## BEGIN Dataset

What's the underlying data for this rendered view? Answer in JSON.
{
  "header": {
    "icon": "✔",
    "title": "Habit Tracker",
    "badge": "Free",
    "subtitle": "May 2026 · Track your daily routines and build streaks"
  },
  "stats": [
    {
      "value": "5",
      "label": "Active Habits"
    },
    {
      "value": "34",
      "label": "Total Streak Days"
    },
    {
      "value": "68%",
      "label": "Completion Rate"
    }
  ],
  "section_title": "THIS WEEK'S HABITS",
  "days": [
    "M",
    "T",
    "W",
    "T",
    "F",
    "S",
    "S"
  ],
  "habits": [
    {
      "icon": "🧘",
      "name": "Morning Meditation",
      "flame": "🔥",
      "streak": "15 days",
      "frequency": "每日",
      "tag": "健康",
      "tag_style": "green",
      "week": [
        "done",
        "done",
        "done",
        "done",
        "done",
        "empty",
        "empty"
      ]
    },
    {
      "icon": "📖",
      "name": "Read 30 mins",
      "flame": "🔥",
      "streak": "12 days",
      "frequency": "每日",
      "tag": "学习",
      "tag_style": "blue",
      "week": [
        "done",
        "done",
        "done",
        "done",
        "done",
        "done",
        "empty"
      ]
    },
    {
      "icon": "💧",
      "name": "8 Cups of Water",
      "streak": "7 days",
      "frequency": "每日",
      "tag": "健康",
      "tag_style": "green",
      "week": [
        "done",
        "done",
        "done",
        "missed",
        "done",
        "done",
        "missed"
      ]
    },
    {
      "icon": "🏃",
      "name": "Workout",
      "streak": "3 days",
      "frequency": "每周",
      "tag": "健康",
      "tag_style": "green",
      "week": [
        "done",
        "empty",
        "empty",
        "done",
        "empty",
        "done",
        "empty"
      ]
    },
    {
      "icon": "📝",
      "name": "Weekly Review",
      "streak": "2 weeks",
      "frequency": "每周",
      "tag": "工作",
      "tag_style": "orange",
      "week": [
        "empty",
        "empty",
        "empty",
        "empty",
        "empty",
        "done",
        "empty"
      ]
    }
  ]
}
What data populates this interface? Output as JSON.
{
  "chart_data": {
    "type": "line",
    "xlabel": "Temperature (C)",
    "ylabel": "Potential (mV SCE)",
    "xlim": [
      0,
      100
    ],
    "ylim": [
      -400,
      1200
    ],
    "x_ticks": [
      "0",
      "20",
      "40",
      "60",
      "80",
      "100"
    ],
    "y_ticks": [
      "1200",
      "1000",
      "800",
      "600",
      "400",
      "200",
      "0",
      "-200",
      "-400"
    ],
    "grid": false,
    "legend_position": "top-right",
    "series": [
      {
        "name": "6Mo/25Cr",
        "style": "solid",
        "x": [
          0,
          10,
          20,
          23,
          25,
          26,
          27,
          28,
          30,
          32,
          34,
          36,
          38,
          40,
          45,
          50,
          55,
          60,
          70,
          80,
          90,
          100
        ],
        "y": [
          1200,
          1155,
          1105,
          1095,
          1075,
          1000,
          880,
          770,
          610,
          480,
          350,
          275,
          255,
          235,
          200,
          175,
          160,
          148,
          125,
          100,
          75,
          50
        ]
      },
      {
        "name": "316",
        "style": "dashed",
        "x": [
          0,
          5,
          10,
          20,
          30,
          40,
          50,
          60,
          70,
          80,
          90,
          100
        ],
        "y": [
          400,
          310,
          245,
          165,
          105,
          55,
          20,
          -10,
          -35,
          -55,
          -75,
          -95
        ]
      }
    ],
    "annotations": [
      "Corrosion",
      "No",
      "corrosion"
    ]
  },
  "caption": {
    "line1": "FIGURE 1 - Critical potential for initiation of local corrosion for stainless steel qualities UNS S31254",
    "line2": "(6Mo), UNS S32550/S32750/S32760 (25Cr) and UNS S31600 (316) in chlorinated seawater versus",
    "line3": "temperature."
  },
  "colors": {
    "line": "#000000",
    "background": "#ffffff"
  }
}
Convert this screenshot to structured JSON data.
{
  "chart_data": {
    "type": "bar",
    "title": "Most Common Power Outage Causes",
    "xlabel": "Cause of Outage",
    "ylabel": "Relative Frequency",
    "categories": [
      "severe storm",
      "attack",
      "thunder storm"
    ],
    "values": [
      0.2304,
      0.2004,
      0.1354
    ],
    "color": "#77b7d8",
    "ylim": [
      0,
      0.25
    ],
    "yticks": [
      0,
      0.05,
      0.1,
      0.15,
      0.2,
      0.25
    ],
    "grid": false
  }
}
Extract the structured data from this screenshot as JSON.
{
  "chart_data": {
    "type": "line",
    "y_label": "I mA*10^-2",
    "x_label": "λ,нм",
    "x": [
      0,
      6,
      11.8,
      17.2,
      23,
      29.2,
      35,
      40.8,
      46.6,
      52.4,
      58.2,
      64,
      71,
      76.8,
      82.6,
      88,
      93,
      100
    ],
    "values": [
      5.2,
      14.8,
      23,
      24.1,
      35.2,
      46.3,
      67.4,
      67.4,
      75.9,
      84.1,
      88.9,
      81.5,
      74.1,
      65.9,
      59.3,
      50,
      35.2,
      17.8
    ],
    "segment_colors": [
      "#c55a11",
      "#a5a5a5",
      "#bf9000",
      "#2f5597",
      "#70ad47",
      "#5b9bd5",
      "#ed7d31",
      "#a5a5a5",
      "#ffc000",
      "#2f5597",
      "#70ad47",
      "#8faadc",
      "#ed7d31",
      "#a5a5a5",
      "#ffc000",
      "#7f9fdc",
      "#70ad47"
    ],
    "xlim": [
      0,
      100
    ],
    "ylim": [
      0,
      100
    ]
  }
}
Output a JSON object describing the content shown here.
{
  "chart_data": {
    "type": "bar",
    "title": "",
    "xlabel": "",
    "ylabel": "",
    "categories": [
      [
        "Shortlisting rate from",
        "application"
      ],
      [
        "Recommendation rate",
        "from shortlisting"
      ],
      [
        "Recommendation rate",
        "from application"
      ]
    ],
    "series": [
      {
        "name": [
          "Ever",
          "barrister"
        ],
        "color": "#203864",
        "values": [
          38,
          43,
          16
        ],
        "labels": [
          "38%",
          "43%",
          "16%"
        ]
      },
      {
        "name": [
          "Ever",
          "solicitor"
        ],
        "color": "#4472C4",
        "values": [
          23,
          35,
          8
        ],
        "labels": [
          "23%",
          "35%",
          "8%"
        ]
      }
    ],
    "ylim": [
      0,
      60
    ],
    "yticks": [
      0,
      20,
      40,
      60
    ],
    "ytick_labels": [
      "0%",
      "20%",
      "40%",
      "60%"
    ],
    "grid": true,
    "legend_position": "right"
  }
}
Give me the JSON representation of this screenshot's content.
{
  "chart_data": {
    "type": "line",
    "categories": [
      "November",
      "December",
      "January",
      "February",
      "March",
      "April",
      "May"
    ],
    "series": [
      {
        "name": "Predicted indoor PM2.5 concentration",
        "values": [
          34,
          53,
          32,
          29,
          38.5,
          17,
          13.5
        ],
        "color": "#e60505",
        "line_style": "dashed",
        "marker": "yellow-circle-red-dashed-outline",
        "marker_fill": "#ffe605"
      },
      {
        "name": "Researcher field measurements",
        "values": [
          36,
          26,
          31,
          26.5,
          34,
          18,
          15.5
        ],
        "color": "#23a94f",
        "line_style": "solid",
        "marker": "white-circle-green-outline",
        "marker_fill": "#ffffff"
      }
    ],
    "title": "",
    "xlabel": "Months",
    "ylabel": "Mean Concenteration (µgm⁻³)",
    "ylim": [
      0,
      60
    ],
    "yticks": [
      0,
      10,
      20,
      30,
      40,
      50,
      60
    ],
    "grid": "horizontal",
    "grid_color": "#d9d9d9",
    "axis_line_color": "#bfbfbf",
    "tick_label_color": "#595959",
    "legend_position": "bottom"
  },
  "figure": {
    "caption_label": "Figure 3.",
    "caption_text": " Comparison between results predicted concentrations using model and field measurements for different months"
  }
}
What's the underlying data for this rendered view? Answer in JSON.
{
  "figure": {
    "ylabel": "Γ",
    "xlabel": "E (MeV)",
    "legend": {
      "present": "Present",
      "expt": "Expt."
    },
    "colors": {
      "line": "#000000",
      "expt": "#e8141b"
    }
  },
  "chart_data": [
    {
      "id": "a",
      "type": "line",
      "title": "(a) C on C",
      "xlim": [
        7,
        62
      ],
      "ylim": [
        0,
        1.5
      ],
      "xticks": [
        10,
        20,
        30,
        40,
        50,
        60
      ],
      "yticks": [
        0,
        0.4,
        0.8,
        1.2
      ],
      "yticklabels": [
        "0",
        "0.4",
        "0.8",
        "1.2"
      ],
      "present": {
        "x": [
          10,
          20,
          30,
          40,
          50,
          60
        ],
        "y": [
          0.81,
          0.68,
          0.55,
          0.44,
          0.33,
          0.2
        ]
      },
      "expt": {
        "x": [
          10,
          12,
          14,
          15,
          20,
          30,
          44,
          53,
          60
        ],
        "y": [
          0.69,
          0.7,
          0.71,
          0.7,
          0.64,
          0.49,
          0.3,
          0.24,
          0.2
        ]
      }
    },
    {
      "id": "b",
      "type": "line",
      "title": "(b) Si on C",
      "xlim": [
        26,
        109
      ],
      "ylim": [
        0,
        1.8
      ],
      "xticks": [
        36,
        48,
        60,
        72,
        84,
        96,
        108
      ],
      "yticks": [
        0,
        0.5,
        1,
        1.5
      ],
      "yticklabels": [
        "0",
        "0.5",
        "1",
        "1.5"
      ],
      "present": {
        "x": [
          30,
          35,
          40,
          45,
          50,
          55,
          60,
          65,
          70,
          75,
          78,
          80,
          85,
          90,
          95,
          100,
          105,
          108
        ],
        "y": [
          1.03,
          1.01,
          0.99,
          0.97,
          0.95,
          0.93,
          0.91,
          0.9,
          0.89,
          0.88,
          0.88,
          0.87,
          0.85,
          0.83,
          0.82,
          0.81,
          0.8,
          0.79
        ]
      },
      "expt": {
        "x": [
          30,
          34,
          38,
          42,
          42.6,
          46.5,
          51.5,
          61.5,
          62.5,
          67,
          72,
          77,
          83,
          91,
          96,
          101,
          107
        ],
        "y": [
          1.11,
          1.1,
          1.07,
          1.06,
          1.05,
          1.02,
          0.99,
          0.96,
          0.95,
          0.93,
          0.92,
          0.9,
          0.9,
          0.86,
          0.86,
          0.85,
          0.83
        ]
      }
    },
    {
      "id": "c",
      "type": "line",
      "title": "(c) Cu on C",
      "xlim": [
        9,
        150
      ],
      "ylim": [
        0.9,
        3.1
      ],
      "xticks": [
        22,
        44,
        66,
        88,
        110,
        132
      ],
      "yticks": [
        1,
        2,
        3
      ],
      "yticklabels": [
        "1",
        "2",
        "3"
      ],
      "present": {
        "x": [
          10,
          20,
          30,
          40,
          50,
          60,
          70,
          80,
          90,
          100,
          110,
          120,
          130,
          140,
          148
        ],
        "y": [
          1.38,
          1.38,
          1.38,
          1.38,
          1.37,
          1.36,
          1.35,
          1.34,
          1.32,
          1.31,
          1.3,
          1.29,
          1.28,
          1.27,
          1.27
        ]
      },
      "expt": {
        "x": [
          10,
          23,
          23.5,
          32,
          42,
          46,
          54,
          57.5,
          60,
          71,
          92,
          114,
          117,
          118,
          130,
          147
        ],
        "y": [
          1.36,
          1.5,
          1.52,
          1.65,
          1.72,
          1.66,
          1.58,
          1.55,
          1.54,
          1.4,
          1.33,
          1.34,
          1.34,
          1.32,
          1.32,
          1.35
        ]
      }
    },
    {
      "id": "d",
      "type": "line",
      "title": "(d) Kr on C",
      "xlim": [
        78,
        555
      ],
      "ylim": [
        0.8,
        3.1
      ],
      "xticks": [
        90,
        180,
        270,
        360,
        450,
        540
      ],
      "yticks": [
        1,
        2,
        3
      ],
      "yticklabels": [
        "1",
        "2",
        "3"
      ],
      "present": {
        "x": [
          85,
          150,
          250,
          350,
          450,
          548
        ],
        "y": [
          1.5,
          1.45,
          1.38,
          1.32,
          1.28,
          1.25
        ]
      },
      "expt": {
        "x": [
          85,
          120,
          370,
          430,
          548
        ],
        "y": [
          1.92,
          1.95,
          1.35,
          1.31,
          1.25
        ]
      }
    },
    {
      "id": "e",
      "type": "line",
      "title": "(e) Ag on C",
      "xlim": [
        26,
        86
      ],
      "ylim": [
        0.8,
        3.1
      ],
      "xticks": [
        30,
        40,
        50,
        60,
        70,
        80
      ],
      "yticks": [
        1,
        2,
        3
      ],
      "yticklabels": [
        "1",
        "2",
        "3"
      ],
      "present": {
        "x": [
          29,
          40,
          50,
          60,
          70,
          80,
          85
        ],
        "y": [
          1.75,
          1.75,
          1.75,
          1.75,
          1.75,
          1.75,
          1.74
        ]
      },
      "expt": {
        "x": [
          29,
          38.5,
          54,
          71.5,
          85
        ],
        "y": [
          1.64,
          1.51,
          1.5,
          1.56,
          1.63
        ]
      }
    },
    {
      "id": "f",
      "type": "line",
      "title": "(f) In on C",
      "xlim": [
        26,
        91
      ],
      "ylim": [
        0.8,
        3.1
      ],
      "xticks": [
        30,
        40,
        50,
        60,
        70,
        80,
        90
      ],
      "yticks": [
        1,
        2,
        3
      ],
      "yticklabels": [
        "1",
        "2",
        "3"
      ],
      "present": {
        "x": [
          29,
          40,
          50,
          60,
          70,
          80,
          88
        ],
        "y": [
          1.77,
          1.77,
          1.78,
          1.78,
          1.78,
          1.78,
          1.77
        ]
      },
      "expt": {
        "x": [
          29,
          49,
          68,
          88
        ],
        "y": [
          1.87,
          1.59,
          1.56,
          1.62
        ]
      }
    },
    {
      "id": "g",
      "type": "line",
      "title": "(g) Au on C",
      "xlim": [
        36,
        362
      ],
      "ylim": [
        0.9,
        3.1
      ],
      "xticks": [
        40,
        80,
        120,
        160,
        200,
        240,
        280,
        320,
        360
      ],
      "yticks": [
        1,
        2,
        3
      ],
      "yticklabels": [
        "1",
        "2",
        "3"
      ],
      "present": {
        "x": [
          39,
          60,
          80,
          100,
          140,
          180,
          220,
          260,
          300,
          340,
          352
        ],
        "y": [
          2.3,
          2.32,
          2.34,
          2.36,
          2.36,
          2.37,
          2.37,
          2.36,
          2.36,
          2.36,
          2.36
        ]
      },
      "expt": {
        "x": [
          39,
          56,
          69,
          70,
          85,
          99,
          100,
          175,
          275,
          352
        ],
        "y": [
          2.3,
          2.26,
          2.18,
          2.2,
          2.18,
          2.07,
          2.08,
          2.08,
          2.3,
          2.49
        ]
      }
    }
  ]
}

## END Dataset

- Job:
Reproduce each line from the records that contains the word "xlabel".

- Solved exercise:
    "xlabel": "Temperature (C)",
    "xlabel": "Cause of Outage",
    "xlabel": "",
    "xlabel": "Months",
    "xlabel": "E (MeV)",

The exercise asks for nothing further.